Work required.
Find every line in the records below that holds the word "системы", and copy each one.

Provided data.
+---+

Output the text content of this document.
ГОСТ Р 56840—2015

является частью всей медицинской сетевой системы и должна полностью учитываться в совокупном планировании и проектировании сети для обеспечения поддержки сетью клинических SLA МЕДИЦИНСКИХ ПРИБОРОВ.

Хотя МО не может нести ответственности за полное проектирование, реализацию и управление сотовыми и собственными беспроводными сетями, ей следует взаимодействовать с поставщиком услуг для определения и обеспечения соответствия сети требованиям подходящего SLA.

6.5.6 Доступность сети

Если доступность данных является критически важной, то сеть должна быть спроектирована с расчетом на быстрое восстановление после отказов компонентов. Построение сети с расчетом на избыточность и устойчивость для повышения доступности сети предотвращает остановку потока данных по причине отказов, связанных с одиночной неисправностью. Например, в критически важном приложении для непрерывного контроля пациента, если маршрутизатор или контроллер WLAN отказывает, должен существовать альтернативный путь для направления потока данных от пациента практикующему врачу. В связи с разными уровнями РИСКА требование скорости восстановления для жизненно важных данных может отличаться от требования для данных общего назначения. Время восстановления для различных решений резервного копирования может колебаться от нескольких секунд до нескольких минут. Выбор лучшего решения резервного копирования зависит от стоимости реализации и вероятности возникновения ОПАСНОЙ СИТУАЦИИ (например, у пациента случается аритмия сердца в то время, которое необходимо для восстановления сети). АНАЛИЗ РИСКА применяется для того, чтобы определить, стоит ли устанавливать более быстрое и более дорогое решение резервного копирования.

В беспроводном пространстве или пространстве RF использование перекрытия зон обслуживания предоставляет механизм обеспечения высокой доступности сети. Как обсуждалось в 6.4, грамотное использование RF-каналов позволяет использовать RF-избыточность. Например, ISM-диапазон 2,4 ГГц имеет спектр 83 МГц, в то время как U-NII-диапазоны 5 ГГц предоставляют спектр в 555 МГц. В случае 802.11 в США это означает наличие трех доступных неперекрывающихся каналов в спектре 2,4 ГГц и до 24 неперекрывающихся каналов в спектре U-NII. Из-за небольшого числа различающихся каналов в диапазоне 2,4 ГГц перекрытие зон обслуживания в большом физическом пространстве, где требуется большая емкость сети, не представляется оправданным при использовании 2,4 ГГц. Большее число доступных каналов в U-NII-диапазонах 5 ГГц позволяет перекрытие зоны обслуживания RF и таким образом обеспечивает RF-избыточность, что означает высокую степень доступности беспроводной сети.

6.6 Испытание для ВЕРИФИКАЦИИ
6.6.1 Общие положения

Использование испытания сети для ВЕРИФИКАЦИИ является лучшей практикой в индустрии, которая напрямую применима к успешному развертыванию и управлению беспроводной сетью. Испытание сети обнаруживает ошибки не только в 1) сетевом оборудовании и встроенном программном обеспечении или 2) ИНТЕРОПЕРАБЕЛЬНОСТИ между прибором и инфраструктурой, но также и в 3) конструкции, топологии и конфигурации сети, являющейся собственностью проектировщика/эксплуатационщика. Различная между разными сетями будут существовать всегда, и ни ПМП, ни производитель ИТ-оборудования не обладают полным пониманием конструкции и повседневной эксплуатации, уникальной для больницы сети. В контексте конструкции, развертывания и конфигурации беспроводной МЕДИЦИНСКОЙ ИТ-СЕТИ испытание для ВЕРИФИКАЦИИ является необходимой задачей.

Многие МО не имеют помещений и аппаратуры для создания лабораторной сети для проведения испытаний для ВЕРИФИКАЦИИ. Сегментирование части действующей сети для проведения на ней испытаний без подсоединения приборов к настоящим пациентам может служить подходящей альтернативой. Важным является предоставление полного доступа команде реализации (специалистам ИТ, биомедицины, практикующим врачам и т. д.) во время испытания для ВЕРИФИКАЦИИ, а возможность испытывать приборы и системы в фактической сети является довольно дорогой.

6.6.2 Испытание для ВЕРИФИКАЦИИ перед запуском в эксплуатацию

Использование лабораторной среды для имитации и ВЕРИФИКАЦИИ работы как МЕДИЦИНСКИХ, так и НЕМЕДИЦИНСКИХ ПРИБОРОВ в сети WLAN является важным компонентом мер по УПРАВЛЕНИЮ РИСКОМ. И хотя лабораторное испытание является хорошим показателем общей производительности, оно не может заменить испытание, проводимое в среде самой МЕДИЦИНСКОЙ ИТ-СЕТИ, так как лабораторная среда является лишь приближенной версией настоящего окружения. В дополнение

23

+---+

Full response.
является частью всей медицинской сетевой системы и должна полностью учитываться в совокупном планировании и проектировании сети для обеспечения поддержки сетью клинических SLA МЕДИЦИНСКИХ ПРИБОРОВ.
Многие МО не имеют помещений и аппаратуры для создания лабораторной сети для проведения испытаний для ВЕРИФИКАЦИИ. Сегментирование части действующей сети для проведения на ней испытаний без подсоединения приборов к настоящим пациентам может служить подходящей альтернативой. Важным является предоставление полного доступа команде реализации (специалистам ИТ, биомедицины, практикующим врачам и т. д.) во время испытания для ВЕРИФИКАЦИИ, а возможность испытывать приборы и системы в фактической сети является довольно дорогой.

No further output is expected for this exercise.